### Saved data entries
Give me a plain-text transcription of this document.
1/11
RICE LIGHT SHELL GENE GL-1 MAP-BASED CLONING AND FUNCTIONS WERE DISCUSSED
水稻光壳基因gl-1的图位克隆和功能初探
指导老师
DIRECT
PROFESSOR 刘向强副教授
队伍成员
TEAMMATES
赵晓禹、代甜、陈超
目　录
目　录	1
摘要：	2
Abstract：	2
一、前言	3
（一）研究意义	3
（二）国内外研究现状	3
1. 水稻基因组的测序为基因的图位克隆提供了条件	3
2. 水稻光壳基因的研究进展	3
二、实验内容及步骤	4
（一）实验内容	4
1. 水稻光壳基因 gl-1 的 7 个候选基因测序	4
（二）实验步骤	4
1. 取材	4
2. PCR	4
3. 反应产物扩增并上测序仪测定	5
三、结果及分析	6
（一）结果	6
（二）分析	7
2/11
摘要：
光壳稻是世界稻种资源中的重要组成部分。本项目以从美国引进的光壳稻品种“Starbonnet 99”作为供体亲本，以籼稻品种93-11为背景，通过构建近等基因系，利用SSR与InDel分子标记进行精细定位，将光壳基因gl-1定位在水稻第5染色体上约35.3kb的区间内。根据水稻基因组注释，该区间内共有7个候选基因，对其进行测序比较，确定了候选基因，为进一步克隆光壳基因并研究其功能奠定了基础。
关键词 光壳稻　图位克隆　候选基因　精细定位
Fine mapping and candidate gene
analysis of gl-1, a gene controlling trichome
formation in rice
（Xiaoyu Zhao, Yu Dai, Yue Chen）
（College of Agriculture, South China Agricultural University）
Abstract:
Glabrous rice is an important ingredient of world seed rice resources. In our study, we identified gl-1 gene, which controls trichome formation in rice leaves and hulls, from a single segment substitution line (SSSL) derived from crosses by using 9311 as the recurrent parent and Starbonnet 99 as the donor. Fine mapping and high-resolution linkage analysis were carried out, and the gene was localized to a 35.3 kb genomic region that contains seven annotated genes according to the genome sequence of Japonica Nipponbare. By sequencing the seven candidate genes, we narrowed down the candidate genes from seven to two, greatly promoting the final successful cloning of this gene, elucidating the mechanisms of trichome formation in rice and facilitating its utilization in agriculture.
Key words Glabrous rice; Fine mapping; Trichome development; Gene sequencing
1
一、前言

### YOUR ASSIGNMENT
Determine how many lines in the records contain "this", and reply with the number only.

### EXERCISE SOLUTION
2